→ **LISTING**:
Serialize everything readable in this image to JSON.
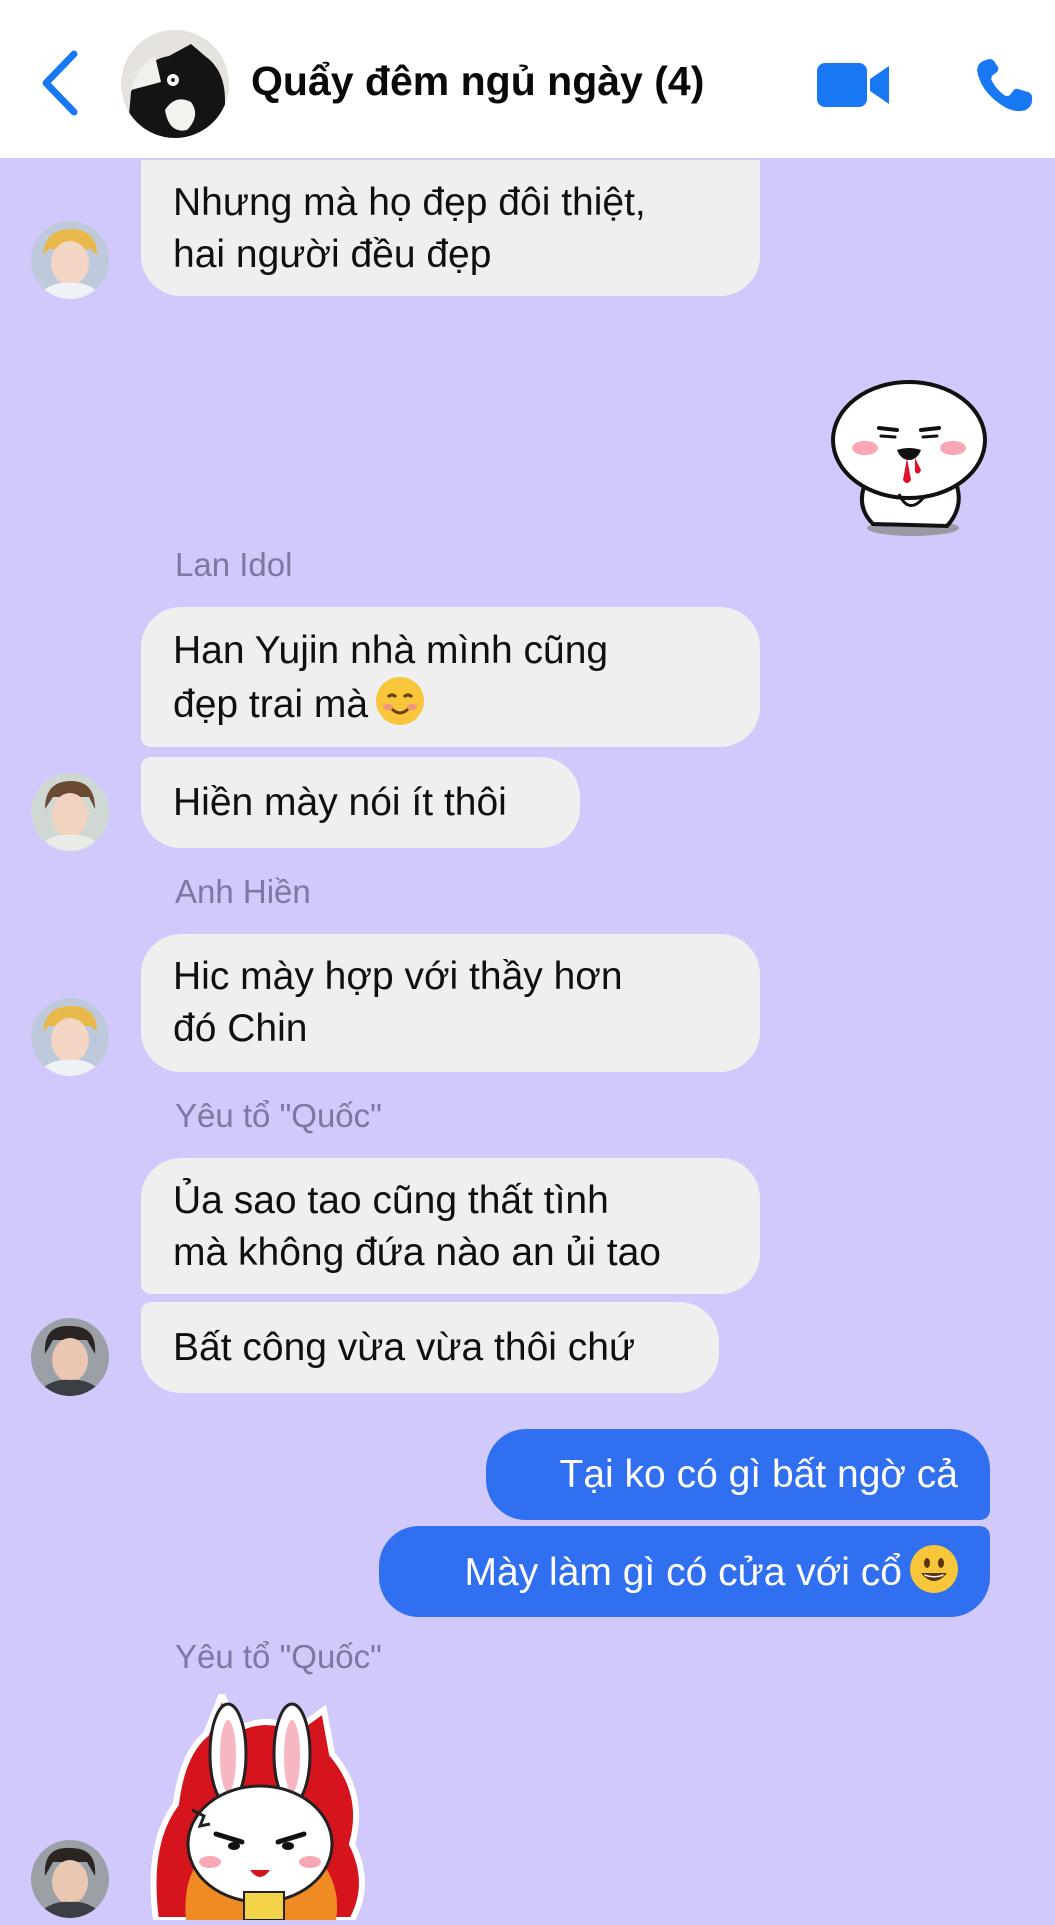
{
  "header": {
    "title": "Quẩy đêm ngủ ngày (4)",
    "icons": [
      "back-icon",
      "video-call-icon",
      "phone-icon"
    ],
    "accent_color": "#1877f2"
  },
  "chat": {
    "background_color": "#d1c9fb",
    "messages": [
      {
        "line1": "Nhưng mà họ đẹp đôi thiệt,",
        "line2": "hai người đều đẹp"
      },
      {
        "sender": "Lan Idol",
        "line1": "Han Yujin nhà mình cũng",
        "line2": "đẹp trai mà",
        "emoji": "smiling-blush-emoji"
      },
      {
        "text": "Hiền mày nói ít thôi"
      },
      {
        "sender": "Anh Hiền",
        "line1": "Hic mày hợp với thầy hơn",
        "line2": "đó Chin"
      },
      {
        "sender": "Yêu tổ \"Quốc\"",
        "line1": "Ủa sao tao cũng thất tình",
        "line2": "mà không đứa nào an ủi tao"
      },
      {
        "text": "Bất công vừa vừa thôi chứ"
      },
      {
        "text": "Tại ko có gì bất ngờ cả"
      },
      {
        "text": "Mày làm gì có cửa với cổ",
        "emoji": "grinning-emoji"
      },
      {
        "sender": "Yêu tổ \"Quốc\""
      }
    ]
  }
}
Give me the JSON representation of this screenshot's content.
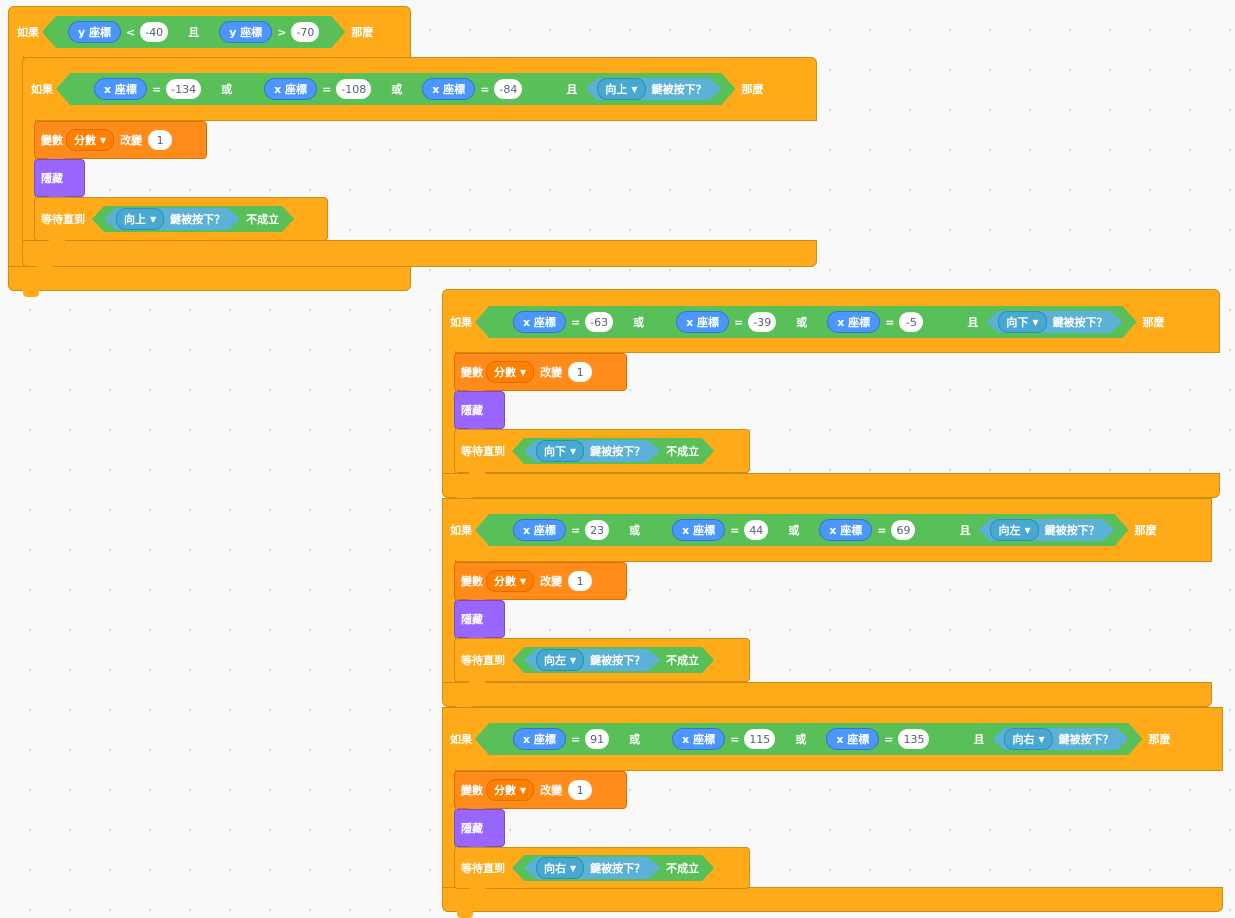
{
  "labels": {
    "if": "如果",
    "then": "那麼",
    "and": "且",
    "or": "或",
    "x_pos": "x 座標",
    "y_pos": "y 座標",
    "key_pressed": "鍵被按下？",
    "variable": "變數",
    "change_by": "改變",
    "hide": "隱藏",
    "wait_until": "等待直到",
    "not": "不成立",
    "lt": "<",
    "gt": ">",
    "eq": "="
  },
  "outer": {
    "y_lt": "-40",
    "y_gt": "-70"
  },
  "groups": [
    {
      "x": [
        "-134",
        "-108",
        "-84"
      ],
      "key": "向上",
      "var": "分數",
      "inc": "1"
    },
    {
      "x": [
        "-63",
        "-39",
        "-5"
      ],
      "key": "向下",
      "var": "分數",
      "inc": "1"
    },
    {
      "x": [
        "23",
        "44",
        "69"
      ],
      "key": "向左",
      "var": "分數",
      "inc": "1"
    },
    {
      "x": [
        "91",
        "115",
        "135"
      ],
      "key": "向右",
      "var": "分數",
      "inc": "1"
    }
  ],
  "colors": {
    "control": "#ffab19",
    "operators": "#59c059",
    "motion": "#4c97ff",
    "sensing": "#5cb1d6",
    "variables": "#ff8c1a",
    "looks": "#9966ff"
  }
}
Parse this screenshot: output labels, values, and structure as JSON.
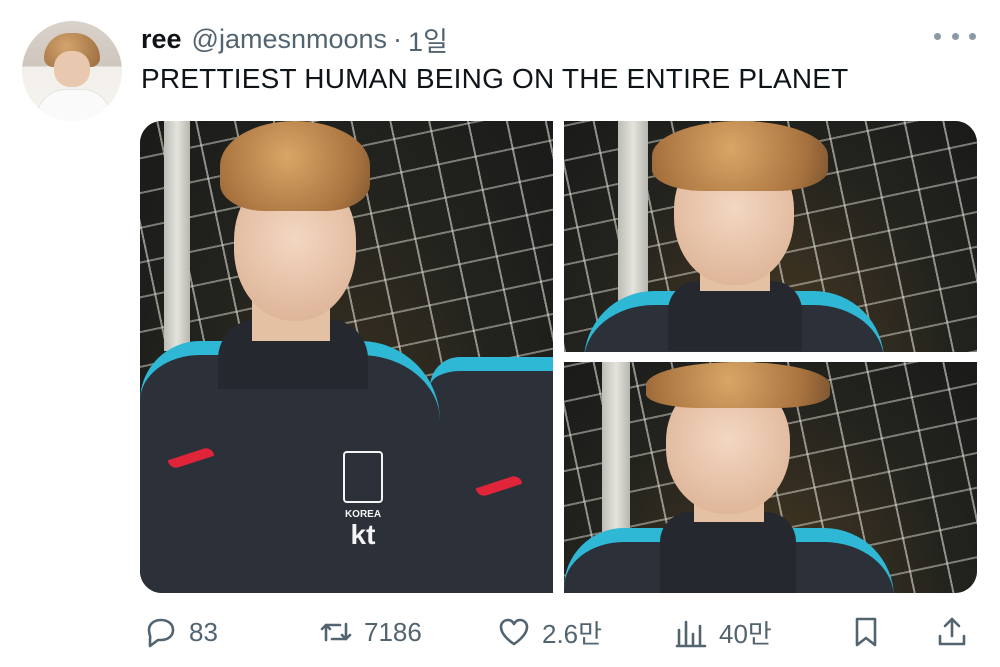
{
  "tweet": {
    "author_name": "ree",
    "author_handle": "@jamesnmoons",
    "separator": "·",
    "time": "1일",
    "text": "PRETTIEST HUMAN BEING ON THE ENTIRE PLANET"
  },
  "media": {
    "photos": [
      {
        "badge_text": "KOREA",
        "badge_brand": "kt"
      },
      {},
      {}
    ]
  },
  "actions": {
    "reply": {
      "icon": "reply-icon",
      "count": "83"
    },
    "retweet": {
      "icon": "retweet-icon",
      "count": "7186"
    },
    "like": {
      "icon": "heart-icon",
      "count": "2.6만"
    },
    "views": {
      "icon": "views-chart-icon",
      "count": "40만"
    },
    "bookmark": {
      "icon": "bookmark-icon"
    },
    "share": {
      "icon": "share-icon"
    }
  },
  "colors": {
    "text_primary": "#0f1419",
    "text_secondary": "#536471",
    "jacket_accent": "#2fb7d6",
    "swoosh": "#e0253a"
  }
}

→ **REQUIREMENT**:
The lines to write out run from the one containing "Parse this screenshot: output" through the final line of the material above, both included; write them out exactly, with no pictures.

→ **FULL ANSWER**:
Parse this screenshot: output labels, values, and structure as JSON.
{
  "tweet": {
    "author_name": "ree",
    "author_handle": "@jamesnmoons",
    "separator": "·",
    "time": "1일",
    "text": "PRETTIEST HUMAN BEING ON THE ENTIRE PLANET"
  },
  "media": {
    "photos": [
      {
        "badge_text": "KOREA",
        "badge_brand": "kt"
      },
      {},
      {}
    ]
  },
  "actions": {
    "reply": {
      "icon": "reply-icon",
      "count": "83"
    },
    "retweet": {
      "icon": "retweet-icon",
      "count": "7186"
    },
    "like": {
      "icon": "heart-icon",
      "count": "2.6만"
    },
    "views": {
      "icon": "views-chart-icon",
      "count": "40만"
    },
    "bookmark": {
      "icon": "bookmark-icon"
    },
    "share": {
      "icon": "share-icon"
    }
  },
  "colors": {
    "text_primary": "#0f1419",
    "text_secondary": "#536471",
    "jacket_accent": "#2fb7d6",
    "swoosh": "#e0253a"
  }
}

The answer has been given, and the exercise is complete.